→ **SET EXERCISE**
Find and copy each line of the records where the string "probable" shows up.

** Begin **

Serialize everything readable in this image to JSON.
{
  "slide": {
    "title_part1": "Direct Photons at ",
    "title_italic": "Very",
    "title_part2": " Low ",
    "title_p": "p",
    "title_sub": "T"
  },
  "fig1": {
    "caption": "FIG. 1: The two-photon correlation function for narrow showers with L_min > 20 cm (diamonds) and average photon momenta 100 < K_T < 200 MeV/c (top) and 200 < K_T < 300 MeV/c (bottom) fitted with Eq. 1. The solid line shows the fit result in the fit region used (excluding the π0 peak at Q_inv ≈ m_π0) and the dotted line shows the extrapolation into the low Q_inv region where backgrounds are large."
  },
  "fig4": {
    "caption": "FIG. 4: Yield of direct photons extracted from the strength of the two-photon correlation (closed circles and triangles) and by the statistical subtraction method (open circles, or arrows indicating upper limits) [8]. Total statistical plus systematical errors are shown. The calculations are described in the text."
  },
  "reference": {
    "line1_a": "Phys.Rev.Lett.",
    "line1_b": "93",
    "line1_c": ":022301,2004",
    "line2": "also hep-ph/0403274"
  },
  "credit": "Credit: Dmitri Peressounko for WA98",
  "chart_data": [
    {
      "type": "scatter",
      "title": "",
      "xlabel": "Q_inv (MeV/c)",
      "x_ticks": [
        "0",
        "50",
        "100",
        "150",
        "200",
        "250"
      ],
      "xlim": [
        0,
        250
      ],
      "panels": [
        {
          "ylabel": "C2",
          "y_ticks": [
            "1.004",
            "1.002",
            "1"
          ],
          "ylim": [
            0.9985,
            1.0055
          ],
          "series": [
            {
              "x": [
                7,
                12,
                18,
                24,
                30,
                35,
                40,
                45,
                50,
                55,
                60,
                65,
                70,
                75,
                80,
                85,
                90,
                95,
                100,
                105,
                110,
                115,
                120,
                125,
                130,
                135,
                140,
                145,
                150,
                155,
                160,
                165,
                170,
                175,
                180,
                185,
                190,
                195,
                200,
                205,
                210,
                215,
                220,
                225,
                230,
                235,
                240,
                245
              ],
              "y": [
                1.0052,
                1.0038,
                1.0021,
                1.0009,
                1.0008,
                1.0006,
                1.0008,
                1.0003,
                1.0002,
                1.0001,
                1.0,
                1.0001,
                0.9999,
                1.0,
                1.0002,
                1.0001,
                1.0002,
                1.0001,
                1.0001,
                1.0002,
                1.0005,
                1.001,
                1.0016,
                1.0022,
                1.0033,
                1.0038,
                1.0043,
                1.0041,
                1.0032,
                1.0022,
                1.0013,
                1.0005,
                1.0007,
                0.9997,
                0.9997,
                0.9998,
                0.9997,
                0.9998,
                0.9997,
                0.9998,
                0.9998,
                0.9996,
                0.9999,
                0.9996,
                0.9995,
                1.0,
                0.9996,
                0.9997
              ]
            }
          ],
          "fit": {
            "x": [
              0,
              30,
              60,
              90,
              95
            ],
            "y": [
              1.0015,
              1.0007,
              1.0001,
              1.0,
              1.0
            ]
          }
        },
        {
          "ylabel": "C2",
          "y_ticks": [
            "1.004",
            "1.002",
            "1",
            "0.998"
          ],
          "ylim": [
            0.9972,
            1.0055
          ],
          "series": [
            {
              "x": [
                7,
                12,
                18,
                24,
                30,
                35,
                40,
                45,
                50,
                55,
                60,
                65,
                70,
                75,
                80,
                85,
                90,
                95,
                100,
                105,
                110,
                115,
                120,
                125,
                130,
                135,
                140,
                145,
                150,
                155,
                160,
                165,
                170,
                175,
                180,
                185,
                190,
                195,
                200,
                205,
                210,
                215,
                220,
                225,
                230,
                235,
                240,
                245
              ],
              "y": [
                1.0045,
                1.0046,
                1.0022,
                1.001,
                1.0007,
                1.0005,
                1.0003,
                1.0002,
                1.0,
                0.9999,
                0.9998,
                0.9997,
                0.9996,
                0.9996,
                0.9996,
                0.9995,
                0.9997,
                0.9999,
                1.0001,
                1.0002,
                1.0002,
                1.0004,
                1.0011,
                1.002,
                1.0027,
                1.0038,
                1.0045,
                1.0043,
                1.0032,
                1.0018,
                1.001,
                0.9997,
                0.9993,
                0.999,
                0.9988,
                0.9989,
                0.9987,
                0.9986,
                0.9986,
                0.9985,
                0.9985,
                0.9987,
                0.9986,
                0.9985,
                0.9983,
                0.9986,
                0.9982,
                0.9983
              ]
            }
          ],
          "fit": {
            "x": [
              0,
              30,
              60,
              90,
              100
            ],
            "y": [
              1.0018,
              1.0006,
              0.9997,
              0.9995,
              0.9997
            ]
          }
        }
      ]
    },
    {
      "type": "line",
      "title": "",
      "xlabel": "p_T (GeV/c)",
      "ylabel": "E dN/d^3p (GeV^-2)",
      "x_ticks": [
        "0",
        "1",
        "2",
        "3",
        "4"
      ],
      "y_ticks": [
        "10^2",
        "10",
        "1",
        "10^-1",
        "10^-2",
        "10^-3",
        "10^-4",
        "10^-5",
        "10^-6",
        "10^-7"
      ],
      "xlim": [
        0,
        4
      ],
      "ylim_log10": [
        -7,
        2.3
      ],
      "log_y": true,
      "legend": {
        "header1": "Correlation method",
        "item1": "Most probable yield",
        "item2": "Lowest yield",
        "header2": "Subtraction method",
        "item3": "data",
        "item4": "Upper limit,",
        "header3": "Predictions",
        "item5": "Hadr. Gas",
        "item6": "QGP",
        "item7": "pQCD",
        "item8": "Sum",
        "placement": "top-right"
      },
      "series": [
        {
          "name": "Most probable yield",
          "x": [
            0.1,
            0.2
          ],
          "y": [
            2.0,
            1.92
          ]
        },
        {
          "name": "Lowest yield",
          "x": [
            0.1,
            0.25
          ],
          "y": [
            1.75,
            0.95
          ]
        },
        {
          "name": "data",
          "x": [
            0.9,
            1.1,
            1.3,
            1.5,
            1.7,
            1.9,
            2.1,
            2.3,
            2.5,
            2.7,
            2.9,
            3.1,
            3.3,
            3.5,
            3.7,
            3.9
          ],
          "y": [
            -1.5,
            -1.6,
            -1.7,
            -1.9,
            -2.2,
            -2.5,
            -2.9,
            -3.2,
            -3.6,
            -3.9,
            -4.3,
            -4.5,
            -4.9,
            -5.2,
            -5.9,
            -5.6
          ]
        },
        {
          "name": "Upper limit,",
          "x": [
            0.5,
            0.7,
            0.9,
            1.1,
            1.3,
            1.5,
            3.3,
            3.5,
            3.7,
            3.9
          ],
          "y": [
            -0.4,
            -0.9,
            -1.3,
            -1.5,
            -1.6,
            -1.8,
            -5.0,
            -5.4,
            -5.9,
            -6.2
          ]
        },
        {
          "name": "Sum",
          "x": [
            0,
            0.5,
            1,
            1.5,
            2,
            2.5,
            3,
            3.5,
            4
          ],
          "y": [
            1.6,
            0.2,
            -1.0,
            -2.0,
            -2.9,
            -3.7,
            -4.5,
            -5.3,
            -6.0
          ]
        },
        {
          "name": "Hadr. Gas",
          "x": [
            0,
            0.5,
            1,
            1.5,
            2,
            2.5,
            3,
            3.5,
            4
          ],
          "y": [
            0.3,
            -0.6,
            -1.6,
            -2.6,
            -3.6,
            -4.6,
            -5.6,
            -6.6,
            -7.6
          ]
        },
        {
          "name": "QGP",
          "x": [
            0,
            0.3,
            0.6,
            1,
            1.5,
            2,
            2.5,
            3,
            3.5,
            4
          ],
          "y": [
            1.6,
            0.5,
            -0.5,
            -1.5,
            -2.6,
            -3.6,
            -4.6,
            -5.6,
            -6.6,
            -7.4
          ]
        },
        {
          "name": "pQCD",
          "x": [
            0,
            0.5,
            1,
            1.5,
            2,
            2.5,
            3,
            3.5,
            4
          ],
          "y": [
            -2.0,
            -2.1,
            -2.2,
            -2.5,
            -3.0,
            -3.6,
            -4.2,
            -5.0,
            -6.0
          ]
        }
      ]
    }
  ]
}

** End **

→ **OUTPUT OF THE EXERCISE**
        "item1": "Most probable yield",
          "name": "Most probable yield",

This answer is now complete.